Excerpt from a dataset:

----------

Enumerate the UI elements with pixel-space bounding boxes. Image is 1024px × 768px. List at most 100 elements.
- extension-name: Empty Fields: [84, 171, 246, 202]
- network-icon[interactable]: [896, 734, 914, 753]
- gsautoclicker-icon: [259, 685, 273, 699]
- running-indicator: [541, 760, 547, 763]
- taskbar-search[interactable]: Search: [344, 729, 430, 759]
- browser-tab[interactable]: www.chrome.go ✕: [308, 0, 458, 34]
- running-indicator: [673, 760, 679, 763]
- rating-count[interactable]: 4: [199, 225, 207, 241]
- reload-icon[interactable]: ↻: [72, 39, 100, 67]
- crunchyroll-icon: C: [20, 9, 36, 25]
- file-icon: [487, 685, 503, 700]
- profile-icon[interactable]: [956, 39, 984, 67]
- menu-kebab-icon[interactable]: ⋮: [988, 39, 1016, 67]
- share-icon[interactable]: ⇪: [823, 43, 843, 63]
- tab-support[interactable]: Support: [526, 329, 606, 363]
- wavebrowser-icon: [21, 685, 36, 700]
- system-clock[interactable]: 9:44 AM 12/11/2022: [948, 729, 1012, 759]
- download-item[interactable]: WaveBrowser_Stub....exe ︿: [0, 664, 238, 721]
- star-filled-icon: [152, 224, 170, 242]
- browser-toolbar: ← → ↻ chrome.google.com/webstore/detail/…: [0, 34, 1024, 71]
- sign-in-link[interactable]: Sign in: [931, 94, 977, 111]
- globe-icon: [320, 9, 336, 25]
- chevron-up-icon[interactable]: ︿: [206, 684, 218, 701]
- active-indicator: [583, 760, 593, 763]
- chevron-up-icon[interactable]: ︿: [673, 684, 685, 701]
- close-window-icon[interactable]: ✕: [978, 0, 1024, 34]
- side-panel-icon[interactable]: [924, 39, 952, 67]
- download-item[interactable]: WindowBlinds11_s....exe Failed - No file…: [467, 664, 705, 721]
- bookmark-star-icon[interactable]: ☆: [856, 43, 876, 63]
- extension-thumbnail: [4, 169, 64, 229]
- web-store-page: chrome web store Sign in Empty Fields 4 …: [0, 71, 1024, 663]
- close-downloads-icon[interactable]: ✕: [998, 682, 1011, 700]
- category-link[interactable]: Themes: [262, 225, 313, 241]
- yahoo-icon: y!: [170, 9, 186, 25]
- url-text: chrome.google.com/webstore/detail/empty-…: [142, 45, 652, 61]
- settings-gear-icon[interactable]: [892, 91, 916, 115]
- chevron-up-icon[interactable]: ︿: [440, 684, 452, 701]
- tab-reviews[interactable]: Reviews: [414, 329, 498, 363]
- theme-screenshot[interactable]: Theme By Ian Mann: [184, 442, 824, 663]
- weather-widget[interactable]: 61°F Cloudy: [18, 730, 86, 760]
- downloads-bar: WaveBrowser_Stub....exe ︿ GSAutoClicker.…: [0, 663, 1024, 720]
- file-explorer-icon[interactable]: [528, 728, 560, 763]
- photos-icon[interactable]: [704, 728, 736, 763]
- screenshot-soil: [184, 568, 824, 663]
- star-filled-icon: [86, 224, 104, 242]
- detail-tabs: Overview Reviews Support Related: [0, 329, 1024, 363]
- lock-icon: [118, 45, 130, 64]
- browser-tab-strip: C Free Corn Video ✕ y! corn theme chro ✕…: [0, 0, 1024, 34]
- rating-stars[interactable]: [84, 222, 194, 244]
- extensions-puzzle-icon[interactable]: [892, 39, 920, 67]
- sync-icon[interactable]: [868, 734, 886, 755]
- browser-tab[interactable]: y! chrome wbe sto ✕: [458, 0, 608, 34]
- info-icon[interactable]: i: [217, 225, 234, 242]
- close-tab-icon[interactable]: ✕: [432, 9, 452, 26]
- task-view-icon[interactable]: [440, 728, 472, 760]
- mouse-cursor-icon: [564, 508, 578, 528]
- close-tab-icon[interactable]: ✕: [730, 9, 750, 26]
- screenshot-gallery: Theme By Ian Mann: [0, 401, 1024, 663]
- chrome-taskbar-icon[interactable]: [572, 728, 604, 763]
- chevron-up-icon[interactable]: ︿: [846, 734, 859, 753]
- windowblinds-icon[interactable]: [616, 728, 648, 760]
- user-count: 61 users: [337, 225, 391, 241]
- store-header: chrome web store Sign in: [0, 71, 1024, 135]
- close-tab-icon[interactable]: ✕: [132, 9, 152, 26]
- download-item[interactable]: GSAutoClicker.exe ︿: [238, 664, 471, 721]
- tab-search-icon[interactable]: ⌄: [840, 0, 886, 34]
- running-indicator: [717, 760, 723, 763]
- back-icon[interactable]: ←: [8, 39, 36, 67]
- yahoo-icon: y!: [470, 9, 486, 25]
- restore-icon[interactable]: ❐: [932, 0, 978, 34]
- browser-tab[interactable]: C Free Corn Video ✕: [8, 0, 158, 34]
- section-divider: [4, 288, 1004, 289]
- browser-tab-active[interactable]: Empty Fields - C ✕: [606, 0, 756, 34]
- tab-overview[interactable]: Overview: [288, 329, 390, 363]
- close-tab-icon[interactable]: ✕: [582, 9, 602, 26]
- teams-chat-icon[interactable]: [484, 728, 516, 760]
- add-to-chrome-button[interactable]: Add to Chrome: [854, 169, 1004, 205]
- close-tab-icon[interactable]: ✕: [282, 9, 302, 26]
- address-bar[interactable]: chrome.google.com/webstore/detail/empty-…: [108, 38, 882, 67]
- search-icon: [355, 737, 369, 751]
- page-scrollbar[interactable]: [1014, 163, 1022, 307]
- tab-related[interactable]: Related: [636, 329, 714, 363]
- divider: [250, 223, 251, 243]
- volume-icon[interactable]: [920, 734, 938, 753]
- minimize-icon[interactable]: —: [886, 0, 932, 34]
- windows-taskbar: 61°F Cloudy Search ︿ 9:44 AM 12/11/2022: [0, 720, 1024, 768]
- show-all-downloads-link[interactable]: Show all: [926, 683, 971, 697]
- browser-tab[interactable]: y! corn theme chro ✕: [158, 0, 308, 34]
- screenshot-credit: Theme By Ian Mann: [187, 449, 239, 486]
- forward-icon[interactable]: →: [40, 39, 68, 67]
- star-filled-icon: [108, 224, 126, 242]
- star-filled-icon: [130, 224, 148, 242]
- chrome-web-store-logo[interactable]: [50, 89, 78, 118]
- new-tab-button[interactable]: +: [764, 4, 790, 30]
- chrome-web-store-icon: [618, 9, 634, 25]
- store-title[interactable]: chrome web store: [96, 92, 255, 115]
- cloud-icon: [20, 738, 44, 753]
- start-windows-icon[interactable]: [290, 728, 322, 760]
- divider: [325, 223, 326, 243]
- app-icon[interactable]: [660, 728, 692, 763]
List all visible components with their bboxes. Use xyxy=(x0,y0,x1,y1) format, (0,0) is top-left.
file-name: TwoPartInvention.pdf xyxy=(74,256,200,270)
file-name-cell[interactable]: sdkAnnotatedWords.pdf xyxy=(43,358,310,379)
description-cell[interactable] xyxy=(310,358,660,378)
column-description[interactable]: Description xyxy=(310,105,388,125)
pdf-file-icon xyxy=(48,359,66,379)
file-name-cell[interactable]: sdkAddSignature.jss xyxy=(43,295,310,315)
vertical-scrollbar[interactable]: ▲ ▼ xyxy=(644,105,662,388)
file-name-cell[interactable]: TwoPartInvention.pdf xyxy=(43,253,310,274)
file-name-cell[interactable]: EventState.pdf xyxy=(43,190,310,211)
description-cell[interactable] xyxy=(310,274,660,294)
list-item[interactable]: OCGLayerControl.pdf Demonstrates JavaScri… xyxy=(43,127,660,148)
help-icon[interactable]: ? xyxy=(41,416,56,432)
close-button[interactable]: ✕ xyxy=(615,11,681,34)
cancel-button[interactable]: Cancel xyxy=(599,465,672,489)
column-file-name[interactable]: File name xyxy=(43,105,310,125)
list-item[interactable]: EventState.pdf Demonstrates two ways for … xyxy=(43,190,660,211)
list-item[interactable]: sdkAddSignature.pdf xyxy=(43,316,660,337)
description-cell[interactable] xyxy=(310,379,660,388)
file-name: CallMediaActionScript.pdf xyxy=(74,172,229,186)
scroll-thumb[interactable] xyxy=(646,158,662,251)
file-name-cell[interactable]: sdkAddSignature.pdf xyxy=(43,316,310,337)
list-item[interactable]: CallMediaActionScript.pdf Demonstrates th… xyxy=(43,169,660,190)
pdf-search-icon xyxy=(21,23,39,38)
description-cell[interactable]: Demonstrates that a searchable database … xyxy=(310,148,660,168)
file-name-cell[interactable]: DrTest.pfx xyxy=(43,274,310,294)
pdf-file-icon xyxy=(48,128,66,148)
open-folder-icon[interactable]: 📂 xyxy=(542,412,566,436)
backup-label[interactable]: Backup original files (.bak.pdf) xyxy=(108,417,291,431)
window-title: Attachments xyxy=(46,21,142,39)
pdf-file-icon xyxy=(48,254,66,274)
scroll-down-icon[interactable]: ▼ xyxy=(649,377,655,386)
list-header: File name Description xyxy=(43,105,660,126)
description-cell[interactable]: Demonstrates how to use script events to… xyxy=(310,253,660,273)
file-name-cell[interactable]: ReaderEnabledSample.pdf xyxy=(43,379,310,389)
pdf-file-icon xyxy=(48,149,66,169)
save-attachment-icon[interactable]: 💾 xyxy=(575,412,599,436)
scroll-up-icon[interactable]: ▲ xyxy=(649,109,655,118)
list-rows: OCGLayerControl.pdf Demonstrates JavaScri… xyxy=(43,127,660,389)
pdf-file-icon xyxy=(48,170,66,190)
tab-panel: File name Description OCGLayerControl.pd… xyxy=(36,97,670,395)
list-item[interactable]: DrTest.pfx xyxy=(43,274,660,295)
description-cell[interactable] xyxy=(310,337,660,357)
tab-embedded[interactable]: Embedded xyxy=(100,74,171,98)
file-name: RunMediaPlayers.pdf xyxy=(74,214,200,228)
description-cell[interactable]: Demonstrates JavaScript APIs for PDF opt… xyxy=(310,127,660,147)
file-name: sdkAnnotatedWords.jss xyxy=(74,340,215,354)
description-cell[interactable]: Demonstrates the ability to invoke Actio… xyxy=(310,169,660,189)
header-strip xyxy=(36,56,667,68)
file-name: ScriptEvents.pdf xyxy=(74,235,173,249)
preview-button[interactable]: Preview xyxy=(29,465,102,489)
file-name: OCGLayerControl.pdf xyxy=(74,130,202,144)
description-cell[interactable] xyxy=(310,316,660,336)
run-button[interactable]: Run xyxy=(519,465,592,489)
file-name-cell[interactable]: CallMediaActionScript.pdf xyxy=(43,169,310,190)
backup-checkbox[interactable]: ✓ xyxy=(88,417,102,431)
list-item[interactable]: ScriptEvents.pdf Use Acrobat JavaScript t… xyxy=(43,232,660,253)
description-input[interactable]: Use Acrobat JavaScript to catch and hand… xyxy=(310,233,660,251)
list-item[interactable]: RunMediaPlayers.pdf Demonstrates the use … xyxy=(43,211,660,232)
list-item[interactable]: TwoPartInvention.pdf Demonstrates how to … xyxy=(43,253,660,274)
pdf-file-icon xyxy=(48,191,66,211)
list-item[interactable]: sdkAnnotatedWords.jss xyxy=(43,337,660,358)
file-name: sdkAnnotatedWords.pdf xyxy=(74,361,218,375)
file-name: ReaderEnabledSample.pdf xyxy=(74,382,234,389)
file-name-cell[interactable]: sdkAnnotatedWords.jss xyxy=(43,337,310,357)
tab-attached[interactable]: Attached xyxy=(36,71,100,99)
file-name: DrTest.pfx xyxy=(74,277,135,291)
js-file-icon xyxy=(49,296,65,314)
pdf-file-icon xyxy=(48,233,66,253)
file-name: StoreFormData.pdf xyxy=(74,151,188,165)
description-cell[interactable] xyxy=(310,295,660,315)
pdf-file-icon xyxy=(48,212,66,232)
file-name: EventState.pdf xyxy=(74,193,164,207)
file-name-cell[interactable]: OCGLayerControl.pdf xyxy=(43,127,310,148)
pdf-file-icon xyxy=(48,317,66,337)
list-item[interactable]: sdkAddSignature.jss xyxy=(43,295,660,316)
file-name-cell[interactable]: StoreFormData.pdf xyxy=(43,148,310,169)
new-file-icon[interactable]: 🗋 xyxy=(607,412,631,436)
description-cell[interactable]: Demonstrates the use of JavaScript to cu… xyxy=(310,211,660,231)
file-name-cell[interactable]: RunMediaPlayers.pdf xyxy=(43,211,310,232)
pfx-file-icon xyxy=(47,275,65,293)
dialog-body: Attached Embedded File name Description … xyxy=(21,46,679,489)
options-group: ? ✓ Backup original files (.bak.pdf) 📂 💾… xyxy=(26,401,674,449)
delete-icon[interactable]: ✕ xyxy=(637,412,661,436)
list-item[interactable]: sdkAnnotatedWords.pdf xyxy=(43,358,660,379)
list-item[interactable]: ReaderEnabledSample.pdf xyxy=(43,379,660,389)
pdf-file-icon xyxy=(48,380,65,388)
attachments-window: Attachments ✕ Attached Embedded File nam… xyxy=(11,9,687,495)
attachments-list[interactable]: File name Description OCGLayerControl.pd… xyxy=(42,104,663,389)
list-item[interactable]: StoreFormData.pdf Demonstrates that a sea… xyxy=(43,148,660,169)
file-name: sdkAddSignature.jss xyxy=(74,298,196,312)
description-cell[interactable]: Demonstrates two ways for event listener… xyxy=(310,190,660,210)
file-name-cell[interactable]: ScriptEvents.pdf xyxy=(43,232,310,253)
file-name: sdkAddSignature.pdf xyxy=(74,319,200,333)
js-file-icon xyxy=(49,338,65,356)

----------

DIRECTIVE - Write out the lines of the listing above, starting at its first line and stopping after the line that contains "- category-link[interactable]: Themes: [262, 225, 313, 241]".

CORRECT OUTPUT -
Enumerate the UI elements with pixel-space bounding boxes. Image is 1024px × 768px. List at most 100 elements.
- extension-name: Empty Fields: [84, 171, 246, 202]
- network-icon[interactable]: [896, 734, 914, 753]
- gsautoclicker-icon: [259, 685, 273, 699]
- running-indicator: [541, 760, 547, 763]
- taskbar-search[interactable]: Search: [344, 729, 430, 759]
- browser-tab[interactable]: www.chrome.go ✕: [308, 0, 458, 34]
- running-indicator: [673, 760, 679, 763]
- rating-count[interactable]: 4: [199, 225, 207, 241]
- reload-icon[interactable]: ↻: [72, 39, 100, 67]
- crunchyroll-icon: C: [20, 9, 36, 25]
- file-icon: [487, 685, 503, 700]
- profile-icon[interactable]: [956, 39, 984, 67]
- menu-kebab-icon[interactable]: ⋮: [988, 39, 1016, 67]
- share-icon[interactable]: ⇪: [823, 43, 843, 63]
- tab-support[interactable]: Support: [526, 329, 606, 363]
- wavebrowser-icon: [21, 685, 36, 700]
- system-clock[interactable]: 9:44 AM 12/11/2022: [948, 729, 1012, 759]
- download-item[interactable]: WaveBrowser_Stub....exe ︿: [0, 664, 238, 721]
- star-filled-icon: [152, 224, 170, 242]
- browser-toolbar: ← → ↻ chrome.google.com/webstore/detail/…: [0, 34, 1024, 71]
- sign-in-link[interactable]: Sign in: [931, 94, 977, 111]
- globe-icon: [320, 9, 336, 25]
- chevron-up-icon[interactable]: ︿: [206, 684, 218, 701]
- active-indicator: [583, 760, 593, 763]
- chevron-up-icon[interactable]: ︿: [673, 684, 685, 701]
- close-window-icon[interactable]: ✕: [978, 0, 1024, 34]
- side-panel-icon[interactable]: [924, 39, 952, 67]
- download-item[interactable]: WindowBlinds11_s....exe Failed - No file…: [467, 664, 705, 721]
- bookmark-star-icon[interactable]: ☆: [856, 43, 876, 63]
- extension-thumbnail: [4, 169, 64, 229]
- web-store-page: chrome web store Sign in Empty Fields 4 …: [0, 71, 1024, 663]
- close-downloads-icon[interactable]: ✕: [998, 682, 1011, 700]
- category-link[interactable]: Themes: [262, 225, 313, 241]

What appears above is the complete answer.